#### [Required action 1]
In the text on tracheostomy types, rewrite the part that opens with the words containing "Long term/permanent tracheostomies" and closes with "a local anaesthetic.", changing "operating theatre" to "operating room".
#### [Required action 2]
In the text on tracheostomy types, list every temporary upper airway problem named in parentheses as a reason for a temporary tracheostomy.

Tracheostomy may be temporary or long term/permanent, and may be formed electively or as an emergency procedure. They may also be classified by their method of initial insertion – either surgical or percutaneous.
Most experts agree that within a week or two following insertion, it doesn’t matter too much how the tracheostomy was originally inserted. However, long term follow up studies are lacking.
Unless a particular approach is clearly indicated, for most patients, a team approach is recommended with discussion between ICU and surgical colleagues about the best option for the patient.

Temporary tracheostomies
Temporary tracheostomies are required for ICU patients who are weaning from invasive ventilatory support or when there is a temporary problem with the upper airway (obstruction, aspiration risk, swallowing problem or for secretion management) These tubes will be removed when the patient recovers.
Long term/permanent tracheostomies
Some patients need chronic respiratory support, or they have a long term or irreversible upper airway problem. This requires a permanent tracheostomy. Examples include severe or progressive neurological conditions or patients with insufficient respiratory capacity to breathe without support.
If the larynx is surgically removed during a laryngectomy, the stoma created is an end-stoma (the trachea now ends at the front of the neck). This is irreversible and the patient is a neck-only breather.
Surgical tracheostomies
Surgical tracheostomy is usually carried out in an operating theatre where conditions are sterile, and lighting is good. General anaesthesia is most frequently used however this technique can also be carried out with a local anaesthetic.
A surgical opening is made into the trachea into which a tube is placed; this may then be sutured to the skin or secured with cloth ties or a holder.
Because a stoma has been cut and stitched, surgical tracheostomies become established tracts (from skin to trachea) within around 2-3 days. A percutaneous tracheostomy dilates and stretches the tissues which will spring back if a tube is removed. A percutaneous tracheostomy should ideally not be changed for 7-10 days. This is one of the reasons why the type of tracheostomy performed is essential information on the bedhead sign if the tracheostomy tube becomes displaced.
Percutaneous tracheostomies
Percutaneous tracheostomy the most commonly used technique in critical care as it is simple and quick, and can be performed by non-surgeons, following appropriate training. One advantage of a percutaneous procedure is that it can be performed at the bedside of a patient in the ICU, removing the need to transfer potentially unstable patients and the problems in theatre scheduling.

#### [Records supplied]
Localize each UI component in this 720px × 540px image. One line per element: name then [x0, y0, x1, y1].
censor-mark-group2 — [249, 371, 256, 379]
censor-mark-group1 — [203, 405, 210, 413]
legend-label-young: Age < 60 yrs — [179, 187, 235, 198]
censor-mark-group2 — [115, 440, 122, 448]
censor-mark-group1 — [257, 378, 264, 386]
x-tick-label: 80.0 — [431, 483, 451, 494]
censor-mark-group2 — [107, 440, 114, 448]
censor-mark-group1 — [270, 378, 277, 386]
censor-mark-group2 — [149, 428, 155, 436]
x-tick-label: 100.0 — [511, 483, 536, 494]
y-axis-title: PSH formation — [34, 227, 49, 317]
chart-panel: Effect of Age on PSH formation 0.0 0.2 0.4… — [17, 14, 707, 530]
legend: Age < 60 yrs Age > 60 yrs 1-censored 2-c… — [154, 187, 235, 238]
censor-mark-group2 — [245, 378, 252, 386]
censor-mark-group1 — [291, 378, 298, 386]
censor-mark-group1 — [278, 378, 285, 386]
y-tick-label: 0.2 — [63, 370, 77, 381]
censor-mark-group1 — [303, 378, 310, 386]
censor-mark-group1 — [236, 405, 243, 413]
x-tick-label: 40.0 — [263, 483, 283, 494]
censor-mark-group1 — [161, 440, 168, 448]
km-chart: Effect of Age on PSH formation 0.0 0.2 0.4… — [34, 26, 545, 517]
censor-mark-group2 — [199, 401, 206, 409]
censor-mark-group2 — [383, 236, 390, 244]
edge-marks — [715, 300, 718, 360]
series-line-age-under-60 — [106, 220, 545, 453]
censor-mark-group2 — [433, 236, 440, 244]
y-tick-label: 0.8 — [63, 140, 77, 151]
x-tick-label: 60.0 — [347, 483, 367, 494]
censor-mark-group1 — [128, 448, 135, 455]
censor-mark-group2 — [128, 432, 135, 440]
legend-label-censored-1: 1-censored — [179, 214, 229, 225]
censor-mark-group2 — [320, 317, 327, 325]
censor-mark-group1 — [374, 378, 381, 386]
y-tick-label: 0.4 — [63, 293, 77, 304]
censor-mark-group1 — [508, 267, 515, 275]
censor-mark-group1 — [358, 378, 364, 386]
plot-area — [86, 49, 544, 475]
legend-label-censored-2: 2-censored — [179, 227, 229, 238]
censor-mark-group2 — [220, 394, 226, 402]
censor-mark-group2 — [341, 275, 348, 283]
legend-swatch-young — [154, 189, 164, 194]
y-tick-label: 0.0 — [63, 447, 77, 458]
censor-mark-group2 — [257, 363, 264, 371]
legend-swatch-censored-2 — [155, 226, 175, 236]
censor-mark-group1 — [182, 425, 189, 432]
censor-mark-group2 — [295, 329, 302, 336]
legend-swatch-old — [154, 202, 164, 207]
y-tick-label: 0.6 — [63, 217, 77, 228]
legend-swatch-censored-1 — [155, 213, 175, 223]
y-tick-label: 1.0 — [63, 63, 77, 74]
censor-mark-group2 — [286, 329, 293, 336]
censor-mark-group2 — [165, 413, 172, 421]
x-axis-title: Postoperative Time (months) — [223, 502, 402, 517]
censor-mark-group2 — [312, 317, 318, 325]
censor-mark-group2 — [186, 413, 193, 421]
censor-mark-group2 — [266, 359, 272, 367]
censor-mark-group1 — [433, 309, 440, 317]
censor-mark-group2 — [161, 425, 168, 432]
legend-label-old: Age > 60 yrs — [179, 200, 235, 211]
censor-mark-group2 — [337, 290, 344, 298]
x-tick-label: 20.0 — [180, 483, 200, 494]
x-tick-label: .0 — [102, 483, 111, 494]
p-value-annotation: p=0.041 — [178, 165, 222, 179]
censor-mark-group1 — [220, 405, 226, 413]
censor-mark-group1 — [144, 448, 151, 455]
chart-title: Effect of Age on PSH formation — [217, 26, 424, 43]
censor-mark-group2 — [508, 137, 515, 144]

#### [Task result 1]
Long term/permanent tracheostomies
Some patients need chronic respiratory support, or they have a long term or irreversible upper airway problem. This requires a permanent tracheostomy. Examples include severe or progressive neurological conditions or patients with insufficient respiratory capacity to breathe without support.
If the larynx is surgically removed during a laryngectomy, the stoma created is an end-stoma (the trachea now ends at the front of the neck). This is irreversible and the patient is a neck-only breather.
Surgical tracheostomies
Surgical tracheostomy is usually carried out in an operating room where conditions are sterile, and lighting is good. General anaesthesia is most frequently used however this technique can also be carried out with a local anaesthetic.

#### [Task result 2]
- Obstruction
- Aspiration risk
- Swallowing problem
- Secretion management